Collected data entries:

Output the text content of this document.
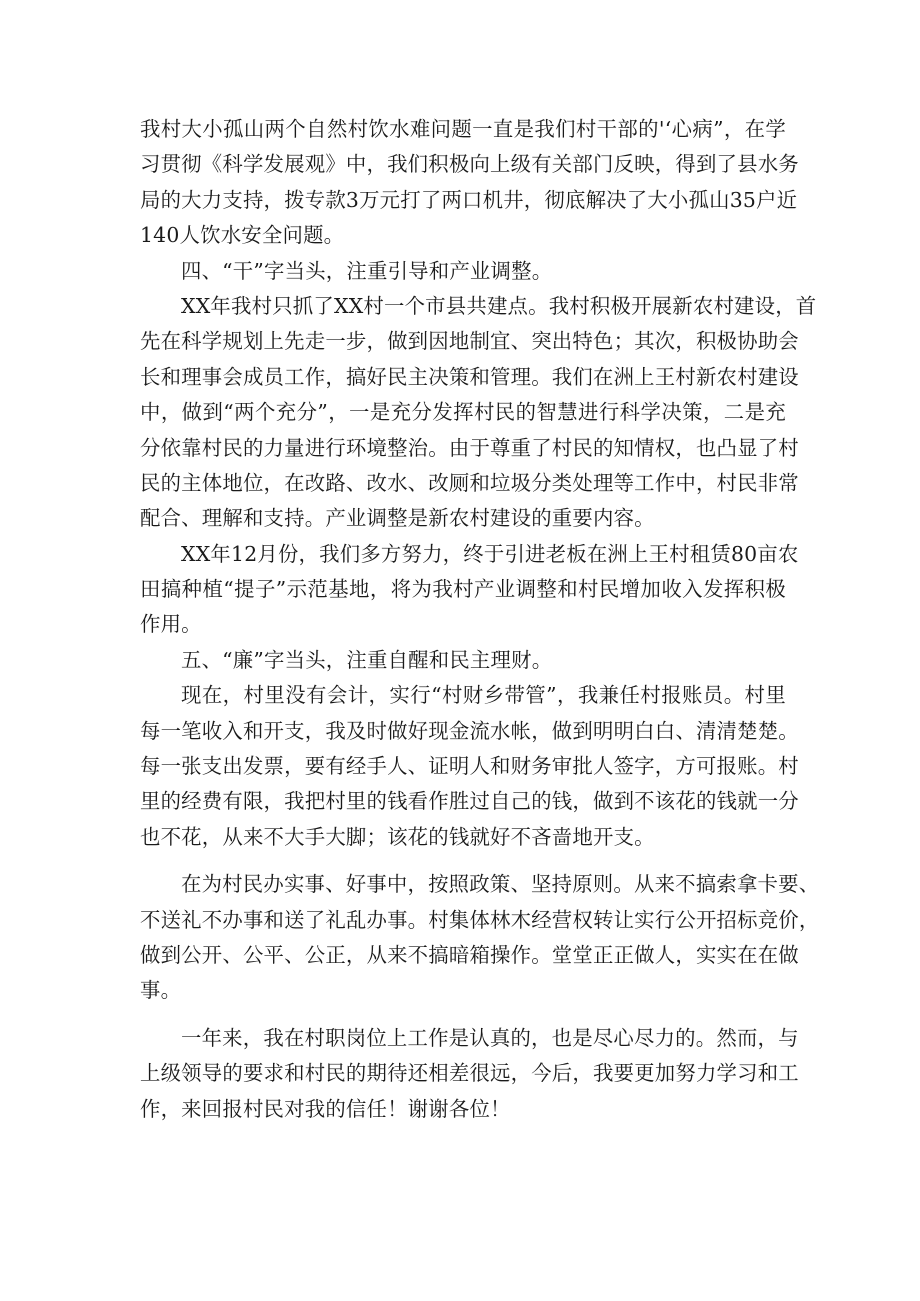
我村大小孤山两个自然村饮水难问题一直是我们村干部的'‘心病”，在学
习贯彻《科学发展观》中，我们积极向上级有关部门反映，得到了县水务
局的大力支持，拨专款3万元打了两口机井，彻底解决了大小孤山35户近
140人饮水安全问题。
四、“干”字当头，注重引导和产业调整。
XX年我村只抓了XX村一个市县共建点。我村积极开展新农村建设，首
先在科学规划上先走一步，做到因地制宜、突出特色；其次，积极协助会
长和理事会成员工作，搞好民主决策和管理。我们在洲上王村新农村建设
中，做到“两个充分”，一是充分发挥村民的智慧进行科学决策，二是充
分依靠村民的力量进行环境整治。由于尊重了村民的知情权，也凸显了村
民的主体地位，在改路、改水、改厕和垃圾分类处理等工作中，村民非常
配合、理解和支持。产业调整是新农村建设的重要内容。
XX年12月份，我们多方努力，终于引进老板在洲上王村租赁80亩农
田搞种植“提子”示范基地，将为我村产业调整和村民增加收入发挥积极
作用。
五、“廉”字当头，注重自醒和民主理财。
现在，村里没有会计，实行“村财乡带管”，我兼任村报账员。村里
每一笔收入和开支，我及时做好现金流水帐，做到明明白白、清清楚楚。
每一张支出发票，要有经手人、证明人和财务审批人签字，方可报账。村
里的经费有限，我把村里的钱看作胜过自己的钱，做到不该花的钱就一分
也不花，从来不大手大脚；该花的钱就好不吝啬地开支。
在为村民办实事、好事中，按照政策、坚持原则。从来不搞索拿卡要、
不送礼不办事和送了礼乱办事。村集体林木经营权转让实行公开招标竞价，
做到公开、公平、公正，从来不搞暗箱操作。堂堂正正做人，实实在在做
事。
一年来，我在村职岗位上工作是认真的，也是尽心尽力的。然而，与
上级领导的要求和村民的期待还相差很远，今后，我要更加努力学习和工
作，来回报村民对我的信任！谢谢各位！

CHALLENGE: Without the pictures, return all the records precisely as they stand.

ANSWER FOR THIS EXERCISE:
Output the text content of this document.
我村大小孤山两个自然村饮水难问题一直是我们村干部的'‘心病”，在学
习贯彻《科学发展观》中，我们积极向上级有关部门反映，得到了县水务
局的大力支持，拨专款3万元打了两口机井，彻底解决了大小孤山35户近
140人饮水安全问题。
四、“干”字当头，注重引导和产业调整。
XX年我村只抓了XX村一个市县共建点。我村积极开展新农村建设，首
先在科学规划上先走一步，做到因地制宜、突出特色；其次，积极协助会
长和理事会成员工作，搞好民主决策和管理。我们在洲上王村新农村建设
中，做到“两个充分”，一是充分发挥村民的智慧进行科学决策，二是充
分依靠村民的力量进行环境整治。由于尊重了村民的知情权，也凸显了村
民的主体地位，在改路、改水、改厕和垃圾分类处理等工作中，村民非常
配合、理解和支持。产业调整是新农村建设的重要内容。
XX年12月份，我们多方努力，终于引进老板在洲上王村租赁80亩农
田搞种植“提子”示范基地，将为我村产业调整和村民增加收入发挥积极
作用。
五、“廉”字当头，注重自醒和民主理财。
现在，村里没有会计，实行“村财乡带管”，我兼任村报账员。村里
每一笔收入和开支，我及时做好现金流水帐，做到明明白白、清清楚楚。
每一张支出发票，要有经手人、证明人和财务审批人签字，方可报账。村
里的经费有限，我把村里的钱看作胜过自己的钱，做到不该花的钱就一分
也不花，从来不大手大脚；该花的钱就好不吝啬地开支。
在为村民办实事、好事中，按照政策、坚持原则。从来不搞索拿卡要、
不送礼不办事和送了礼乱办事。村集体林木经营权转让实行公开招标竞价，
做到公开、公平、公正，从来不搞暗箱操作。堂堂正正做人，实实在在做
事。
一年来，我在村职岗位上工作是认真的，也是尽心尽力的。然而，与
上级领导的要求和村民的期待还相差很远，今后，我要更加努力学习和工
作，来回报村民对我的信任！谢谢各位！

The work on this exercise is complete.